→ **TASK PROMPT**
Write out every entry, unchanged. Skip any picture.

start EXCERPTED DATA

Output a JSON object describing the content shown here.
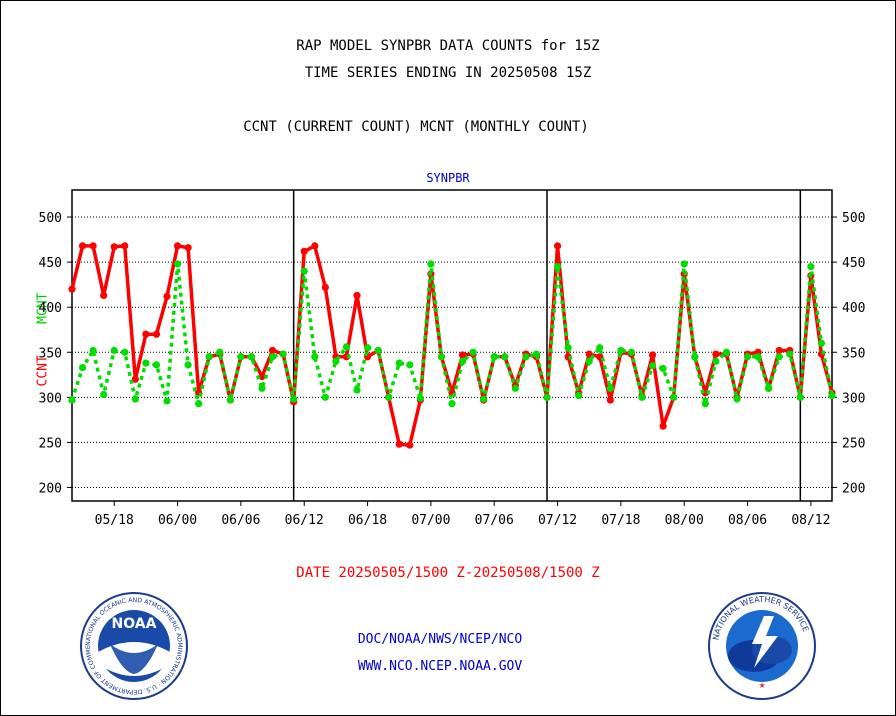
{
  "titles": {
    "line1": "RAP MODEL SYNPBR DATA COUNTS for 15Z",
    "line2": "TIME SERIES ENDING IN 20250508 15Z",
    "line3": "CCNT (CURRENT COUNT) MCNT (MONTHLY COUNT)"
  },
  "date_range": "DATE 20250505/1500 Z-20250508/1500 Z",
  "footer": {
    "org": "DOC/NOAA/NWS/NCEP/NCO",
    "website": "WWW.NCO.NCEP.NOAA.GOV"
  },
  "logos": {
    "left": {
      "icon": "noaa-logo",
      "text": "NOAA",
      "ring_text": "NATIONAL OCEANIC AND ATMOSPHERIC ADMINISTRATION · U.S. DEPARTMENT OF COMMERCE"
    },
    "right": {
      "icon": "nws-logo",
      "ring_text": "NATIONAL WEATHER SERVICE"
    }
  },
  "chart_data": {
    "type": "line",
    "title": "SYNPBR",
    "ylabel_left": "CCNT",
    "ylabel_right": "MCNT",
    "ylim": [
      185,
      530
    ],
    "yticks": [
      200,
      250,
      300,
      350,
      400,
      450,
      500
    ],
    "x_tick_labels": [
      "05/18",
      "06/00",
      "06/06",
      "06/12",
      "06/18",
      "07/00",
      "07/06",
      "07/12",
      "07/18",
      "08/00",
      "08/06",
      "08/12"
    ],
    "x_tick_positions": [
      4,
      10,
      16,
      22,
      28,
      34,
      40,
      46,
      52,
      58,
      64,
      70
    ],
    "day_separators": [
      21,
      45,
      69
    ],
    "x_range": [
      0,
      72
    ],
    "grid": true,
    "series": [
      {
        "name": "CCNT",
        "color": "#ff0000",
        "values": [
          420,
          468,
          468,
          413,
          467,
          468,
          320,
          370,
          370,
          412,
          468,
          466,
          305,
          345,
          348,
          297,
          345,
          345,
          323,
          352,
          348,
          295,
          462,
          468,
          422,
          345,
          345,
          413,
          345,
          352,
          300,
          248,
          247,
          297,
          437,
          345,
          305,
          347,
          348,
          297,
          345,
          345,
          313,
          348,
          345,
          300,
          468,
          345,
          305,
          348,
          345,
          297,
          350,
          348,
          302,
          347,
          268,
          300,
          437,
          345,
          305,
          348,
          348,
          300,
          348,
          350,
          310,
          352,
          352,
          300,
          435,
          348,
          305
        ]
      },
      {
        "name": "MCNT",
        "color": "#00dd00",
        "values": [
          297,
          333,
          352,
          303,
          352,
          350,
          298,
          338,
          336,
          296,
          448,
          336,
          293,
          345,
          350,
          297,
          345,
          345,
          310,
          345,
          348,
          298,
          440,
          345,
          300,
          340,
          356,
          308,
          355,
          352,
          300,
          338,
          336,
          299,
          448,
          345,
          293,
          340,
          350,
          298,
          345,
          345,
          310,
          345,
          348,
          300,
          445,
          355,
          302,
          340,
          355,
          310,
          352,
          350,
          300,
          335,
          332,
          300,
          448,
          345,
          293,
          340,
          350,
          298,
          345,
          345,
          310,
          345,
          348,
          300,
          445,
          360,
          302
        ]
      }
    ]
  }
}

end EXCERPTED DATA

→ **EXERCISE SOLUTION**
Output a JSON object describing the content shown here.
{
  "titles": {
    "line1": "RAP MODEL SYNPBR DATA COUNTS for 15Z",
    "line2": "TIME SERIES ENDING IN 20250508 15Z",
    "line3": "CCNT (CURRENT COUNT) MCNT (MONTHLY COUNT)"
  },
  "date_range": "DATE 20250505/1500 Z-20250508/1500 Z",
  "footer": {
    "org": "DOC/NOAA/NWS/NCEP/NCO",
    "website": "WWW.NCO.NCEP.NOAA.GOV"
  },
  "logos": {
    "left": {
      "icon": "noaa-logo",
      "text": "NOAA",
      "ring_text": "NATIONAL OCEANIC AND ATMOSPHERIC ADMINISTRATION · U.S. DEPARTMENT OF COMMERCE"
    },
    "right": {
      "icon": "nws-logo",
      "ring_text": "NATIONAL WEATHER SERVICE"
    }
  },
  "chart_data": {
    "type": "line",
    "title": "SYNPBR",
    "ylabel_left": "CCNT",
    "ylabel_right": "MCNT",
    "ylim": [
      185,
      530
    ],
    "yticks": [
      200,
      250,
      300,
      350,
      400,
      450,
      500
    ],
    "x_tick_labels": [
      "05/18",
      "06/00",
      "06/06",
      "06/12",
      "06/18",
      "07/00",
      "07/06",
      "07/12",
      "07/18",
      "08/00",
      "08/06",
      "08/12"
    ],
    "x_tick_positions": [
      4,
      10,
      16,
      22,
      28,
      34,
      40,
      46,
      52,
      58,
      64,
      70
    ],
    "day_separators": [
      21,
      45,
      69
    ],
    "x_range": [
      0,
      72
    ],
    "grid": true,
    "series": [
      {
        "name": "CCNT",
        "color": "#ff0000",
        "values": [
          420,
          468,
          468,
          413,
          467,
          468,
          320,
          370,
          370,
          412,
          468,
          466,
          305,
          345,
          348,
          297,
          345,
          345,
          323,
          352,
          348,
          295,
          462,
          468,
          422,
          345,
          345,
          413,
          345,
          352,
          300,
          248,
          247,
          297,
          437,
          345,
          305,
          347,
          348,
          297,
          345,
          345,
          313,
          348,
          345,
          300,
          468,
          345,
          305,
          348,
          345,
          297,
          350,
          348,
          302,
          347,
          268,
          300,
          437,
          345,
          305,
          348,
          348,
          300,
          348,
          350,
          310,
          352,
          352,
          300,
          435,
          348,
          305
        ]
      },
      {
        "name": "MCNT",
        "color": "#00dd00",
        "values": [
          297,
          333,
          352,
          303,
          352,
          350,
          298,
          338,
          336,
          296,
          448,
          336,
          293,
          345,
          350,
          297,
          345,
          345,
          310,
          345,
          348,
          298,
          440,
          345,
          300,
          340,
          356,
          308,
          355,
          352,
          300,
          338,
          336,
          299,
          448,
          345,
          293,
          340,
          350,
          298,
          345,
          345,
          310,
          345,
          348,
          300,
          445,
          355,
          302,
          340,
          355,
          310,
          352,
          350,
          300,
          335,
          332,
          300,
          448,
          345,
          293,
          340,
          350,
          298,
          345,
          345,
          310,
          345,
          348,
          300,
          445,
          360,
          302
        ]
      }
    ]
  }
}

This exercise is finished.